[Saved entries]
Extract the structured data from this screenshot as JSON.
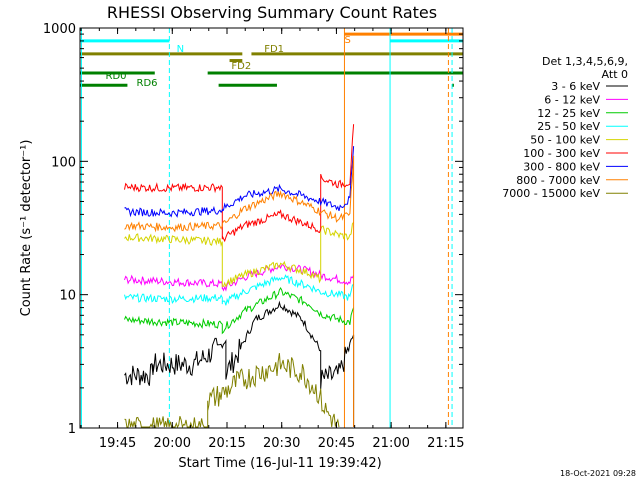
{
  "chart_data": {
    "type": "line",
    "title": "RHESSI Observing Summary Count Rates",
    "xlabel": "Start Time (16-Jul-11 19:39:42)",
    "ylabel": "Count Rate (s⁻¹ detector⁻¹)",
    "y_scale": "log",
    "ylim": [
      1,
      1000
    ],
    "xlim_minutes": [
      -5.0,
      100.0
    ],
    "x_ticks": [
      {
        "t": 5.3,
        "label": "19:45"
      },
      {
        "t": 20.3,
        "label": "20:00"
      },
      {
        "t": 35.3,
        "label": "20:15"
      },
      {
        "t": 50.3,
        "label": "20:30"
      },
      {
        "t": 65.3,
        "label": "20:45"
      },
      {
        "t": 80.3,
        "label": "21:00"
      },
      {
        "t": 95.3,
        "label": "21:15"
      }
    ],
    "y_ticks": [
      {
        "v": 1,
        "label": "1"
      },
      {
        "v": 10,
        "label": "10"
      },
      {
        "v": 100,
        "label": "100"
      },
      {
        "v": 1000,
        "label": "1000"
      }
    ],
    "legend_title": [
      "Det 1,3,4,5,6,9,",
      "Att 0"
    ],
    "legend_position": "right",
    "series": [
      {
        "name": "3 - 6 keV",
        "color": "#000000",
        "pts": [
          [
            7.2,
            2.5
          ],
          [
            15,
            2.5
          ],
          [
            15,
            3.0
          ],
          [
            26,
            3.0
          ],
          [
            30,
            3.5
          ],
          [
            35,
            4.5
          ],
          [
            35,
            2.6
          ],
          [
            38,
            3.5
          ],
          [
            43,
            6.5
          ],
          [
            50,
            8.5
          ],
          [
            56,
            6.5
          ],
          [
            61,
            3.8
          ],
          [
            61,
            2.3
          ],
          [
            66,
            2.5
          ],
          [
            70,
            5.0
          ],
          [
            70,
            1.0
          ]
        ]
      },
      {
        "name": "6 - 12 keV",
        "color": "#ff00ff",
        "pts": [
          [
            7.2,
            13
          ],
          [
            20,
            12.5
          ],
          [
            34,
            12
          ],
          [
            34,
            11
          ],
          [
            40,
            13.5
          ],
          [
            50,
            16.5
          ],
          [
            58,
            15
          ],
          [
            61,
            14
          ],
          [
            66,
            13
          ],
          [
            69,
            12.5
          ],
          [
            70,
            14
          ]
        ]
      },
      {
        "name": "12 - 25 keV",
        "color": "#00cc00",
        "pts": [
          [
            7.2,
            6.5
          ],
          [
            20,
            6.2
          ],
          [
            34,
            6.0
          ],
          [
            34,
            5.5
          ],
          [
            40,
            7.5
          ],
          [
            50,
            10.5
          ],
          [
            58,
            8.5
          ],
          [
            61,
            7.2
          ],
          [
            66,
            6.5
          ],
          [
            69,
            6.2
          ],
          [
            70,
            8
          ]
        ]
      },
      {
        "name": "25 - 50 keV",
        "color": "#00ffff",
        "pts": [
          [
            7.2,
            9.5
          ],
          [
            20,
            9.3
          ],
          [
            34,
            9.5
          ],
          [
            34,
            8.5
          ],
          [
            40,
            10.5
          ],
          [
            50,
            13.5
          ],
          [
            58,
            11.5
          ],
          [
            61,
            10.5
          ],
          [
            66,
            10
          ],
          [
            69,
            9.5
          ],
          [
            70,
            12
          ]
        ]
      },
      {
        "name": "50 - 100 keV",
        "color": "#d4d400",
        "pts": [
          [
            7.2,
            27
          ],
          [
            20,
            26
          ],
          [
            34,
            25
          ],
          [
            34,
            12
          ],
          [
            40,
            14
          ],
          [
            50,
            17
          ],
          [
            58,
            14.5
          ],
          [
            61,
            13
          ],
          [
            61,
            31
          ],
          [
            66,
            28
          ],
          [
            69,
            27
          ],
          [
            70,
            35
          ]
        ]
      },
      {
        "name": "100 - 300 keV",
        "color": "#ff0000",
        "pts": [
          [
            7.2,
            64
          ],
          [
            20,
            63
          ],
          [
            34,
            64
          ],
          [
            34,
            26
          ],
          [
            40,
            33
          ],
          [
            50,
            40
          ],
          [
            58,
            33
          ],
          [
            61,
            31
          ],
          [
            61,
            75
          ],
          [
            66,
            67
          ],
          [
            69,
            70
          ],
          [
            70,
            190
          ]
        ]
      },
      {
        "name": "300 - 800 keV",
        "color": "#0000ff",
        "pts": [
          [
            7.2,
            42
          ],
          [
            20,
            41
          ],
          [
            34,
            43
          ],
          [
            34,
            44
          ],
          [
            40,
            55
          ],
          [
            50,
            62
          ],
          [
            58,
            53
          ],
          [
            61,
            50
          ],
          [
            66,
            45
          ],
          [
            69,
            52
          ],
          [
            70,
            130
          ]
        ]
      },
      {
        "name": "800 - 7000 keV",
        "color": "#ff8000",
        "pts": [
          [
            7.2,
            33
          ],
          [
            20,
            32
          ],
          [
            34,
            33
          ],
          [
            34,
            33
          ],
          [
            40,
            44
          ],
          [
            50,
            58
          ],
          [
            58,
            46
          ],
          [
            61,
            42
          ],
          [
            66,
            37
          ],
          [
            69,
            40
          ],
          [
            70,
            110
          ],
          [
            70,
            1.0
          ]
        ]
      },
      {
        "name": "7000 - 15000 keV",
        "color": "#808000",
        "pts": [
          [
            7.2,
            1.0
          ],
          [
            30,
            1.0
          ],
          [
            30,
            1.6
          ],
          [
            34,
            1.8
          ],
          [
            38,
            2.2
          ],
          [
            44,
            2.6
          ],
          [
            50,
            3.0
          ],
          [
            56,
            2.6
          ],
          [
            60,
            1.9
          ],
          [
            62,
            1.4
          ],
          [
            66,
            1.0
          ]
        ]
      }
    ],
    "annotations": [
      {
        "label": "N",
        "color": "#00ffff",
        "t": 21.5,
        "level": "upper"
      },
      {
        "label": "S",
        "color": "#ff8000",
        "t": 67.5,
        "level": "top"
      },
      {
        "label": "FD1",
        "color": "#808000",
        "t": 45.5,
        "level": "upper"
      },
      {
        "label": "FD2",
        "color": "#808000",
        "t": 36.5,
        "level": "mid"
      },
      {
        "label": "RD0",
        "color": "#008000",
        "t": 2.0,
        "level": "lower"
      },
      {
        "label": "RD6",
        "color": "#008000",
        "t": 10.5,
        "level": "lowest"
      }
    ],
    "flag_bars": [
      {
        "name": "night",
        "color": "#00ffff",
        "y": 800,
        "segments": [
          [
            -5,
            19.5
          ],
          [
            80,
            100
          ]
        ]
      },
      {
        "name": "saa",
        "color": "#ff8000",
        "y": 900,
        "segments": [
          [
            67.5,
            100
          ]
        ]
      },
      {
        "name": "fd1",
        "color": "#808000",
        "y": 640,
        "segments": [
          [
            -5,
            39.5
          ],
          [
            42,
            100
          ]
        ]
      },
      {
        "name": "fd2",
        "color": "#808000",
        "y": 570,
        "segments": [
          [
            36,
            39.5
          ]
        ]
      },
      {
        "name": "rd0",
        "color": "#008000",
        "y": 460,
        "segments": [
          [
            -5,
            15.5
          ],
          [
            30,
            100
          ]
        ]
      },
      {
        "name": "rd6",
        "color": "#008000",
        "y": 372,
        "segments": [
          [
            -5,
            8.0
          ],
          [
            33,
            49.0
          ],
          [
            97,
            97.5
          ]
        ]
      }
    ],
    "vertical_markers": [
      {
        "t": -4.6,
        "color": "#00ffff",
        "style": "solid"
      },
      {
        "t": 19.5,
        "color": "#00ffff",
        "style": "dashed"
      },
      {
        "t": 67.5,
        "color": "#ff8000",
        "style": "solid"
      },
      {
        "t": 80.0,
        "color": "#00ffff",
        "style": "solid"
      },
      {
        "t": 96.0,
        "color": "#ff8000",
        "style": "dashed"
      },
      {
        "t": 97.0,
        "color": "#00ffff",
        "style": "dashed"
      }
    ],
    "grid": false
  },
  "footer_timestamp": "18-Oct-2021 09:28"
}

__Directive__. Work out how many lines in the records above hold the string "level", then give only that count.

__Answer in full__. 6